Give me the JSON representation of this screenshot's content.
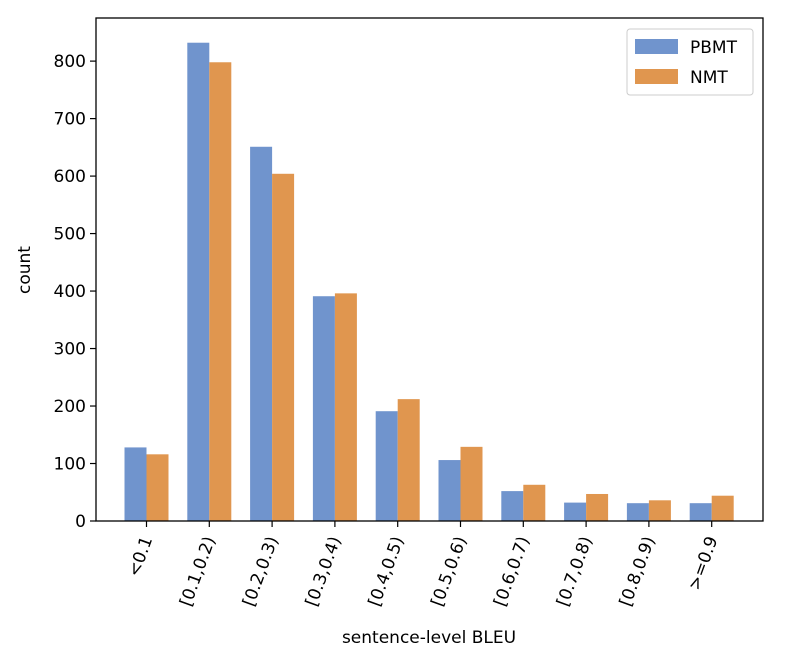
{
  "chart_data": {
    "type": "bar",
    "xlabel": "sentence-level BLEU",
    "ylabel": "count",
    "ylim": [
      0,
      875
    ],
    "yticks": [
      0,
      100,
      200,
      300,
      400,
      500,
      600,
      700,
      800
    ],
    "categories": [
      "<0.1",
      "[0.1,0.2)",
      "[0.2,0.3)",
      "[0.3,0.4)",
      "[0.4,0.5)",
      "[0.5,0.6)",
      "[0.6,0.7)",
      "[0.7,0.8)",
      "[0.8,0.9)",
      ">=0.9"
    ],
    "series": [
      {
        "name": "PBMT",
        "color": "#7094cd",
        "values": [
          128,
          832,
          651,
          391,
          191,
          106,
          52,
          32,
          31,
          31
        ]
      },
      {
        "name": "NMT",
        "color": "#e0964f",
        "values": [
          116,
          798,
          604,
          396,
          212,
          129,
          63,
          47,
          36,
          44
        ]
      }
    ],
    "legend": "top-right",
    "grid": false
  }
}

***

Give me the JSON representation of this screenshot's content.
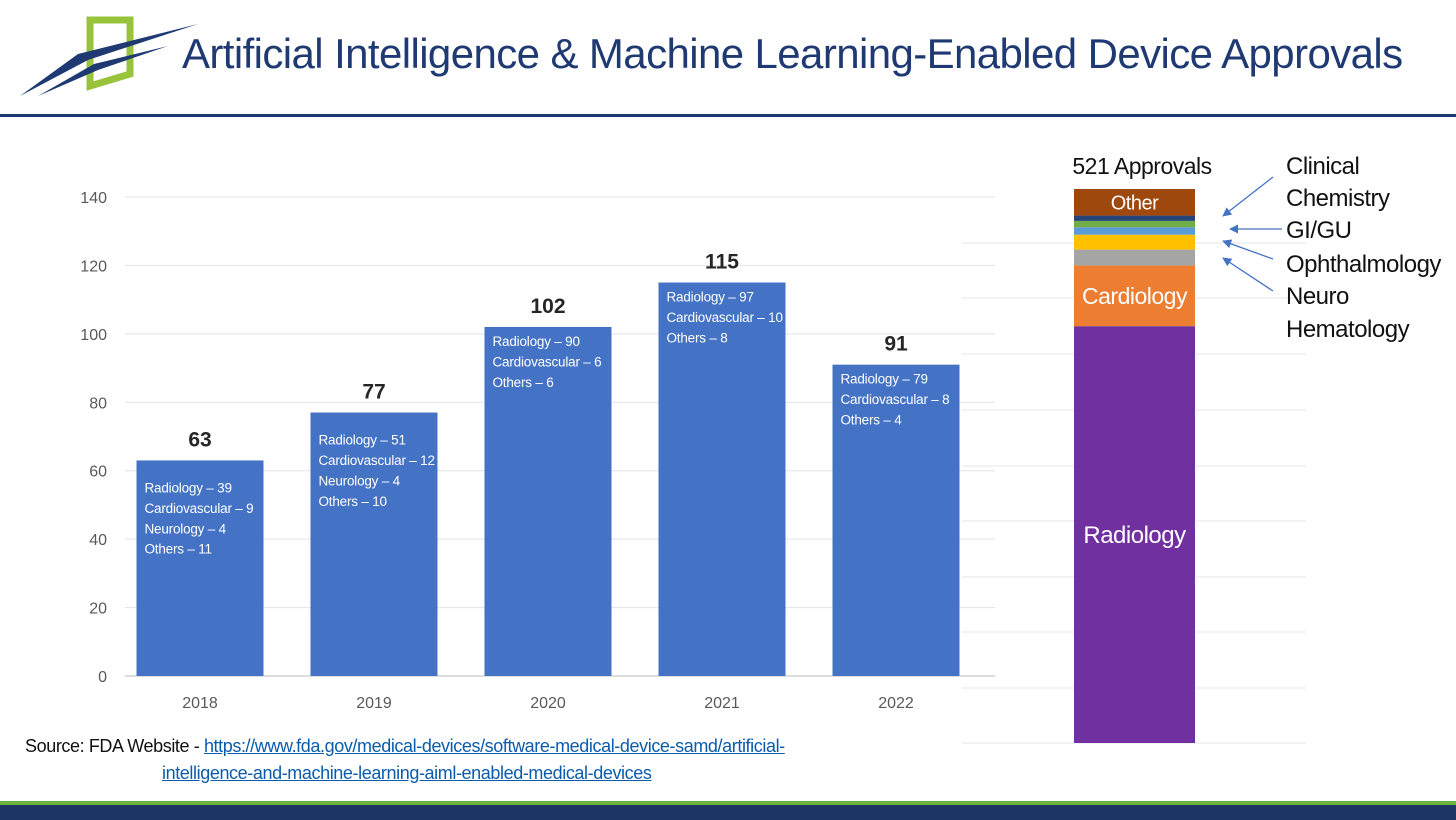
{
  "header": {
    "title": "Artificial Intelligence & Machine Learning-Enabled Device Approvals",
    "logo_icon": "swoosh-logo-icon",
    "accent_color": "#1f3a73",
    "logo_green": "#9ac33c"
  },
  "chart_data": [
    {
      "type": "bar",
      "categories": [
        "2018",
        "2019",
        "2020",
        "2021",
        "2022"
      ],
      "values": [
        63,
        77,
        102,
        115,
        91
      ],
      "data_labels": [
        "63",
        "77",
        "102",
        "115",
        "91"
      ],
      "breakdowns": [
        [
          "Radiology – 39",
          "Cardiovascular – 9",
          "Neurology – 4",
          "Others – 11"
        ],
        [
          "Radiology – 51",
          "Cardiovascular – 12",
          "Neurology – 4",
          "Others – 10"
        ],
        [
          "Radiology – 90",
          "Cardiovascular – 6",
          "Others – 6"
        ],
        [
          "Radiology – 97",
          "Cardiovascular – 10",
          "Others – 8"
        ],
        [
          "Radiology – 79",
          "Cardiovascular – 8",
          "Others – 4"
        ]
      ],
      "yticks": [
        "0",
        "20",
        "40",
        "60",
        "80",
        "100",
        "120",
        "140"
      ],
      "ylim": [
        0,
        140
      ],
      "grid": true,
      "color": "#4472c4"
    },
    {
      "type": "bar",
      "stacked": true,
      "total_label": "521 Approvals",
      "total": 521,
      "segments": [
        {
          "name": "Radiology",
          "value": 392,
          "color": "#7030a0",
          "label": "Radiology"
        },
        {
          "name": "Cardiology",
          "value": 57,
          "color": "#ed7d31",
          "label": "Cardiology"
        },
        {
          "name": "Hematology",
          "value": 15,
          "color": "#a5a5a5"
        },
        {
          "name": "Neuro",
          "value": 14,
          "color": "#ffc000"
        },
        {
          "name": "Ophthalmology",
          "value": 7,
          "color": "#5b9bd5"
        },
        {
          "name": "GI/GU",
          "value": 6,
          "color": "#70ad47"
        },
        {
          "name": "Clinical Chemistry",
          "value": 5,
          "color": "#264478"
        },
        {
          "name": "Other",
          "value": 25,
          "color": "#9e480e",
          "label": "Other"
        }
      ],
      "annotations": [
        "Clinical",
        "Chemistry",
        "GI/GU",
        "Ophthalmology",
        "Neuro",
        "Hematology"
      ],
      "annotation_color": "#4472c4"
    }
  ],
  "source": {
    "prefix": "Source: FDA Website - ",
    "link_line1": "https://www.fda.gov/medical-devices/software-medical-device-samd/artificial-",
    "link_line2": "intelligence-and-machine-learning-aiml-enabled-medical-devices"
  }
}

***

▶ **DIRECTION**
Search the records for the word "Chemistry", then list every line that has it.

▶ **RESPONSE TO THE TASK**
          "name": "Clinical Chemistry",
        "Chemistry",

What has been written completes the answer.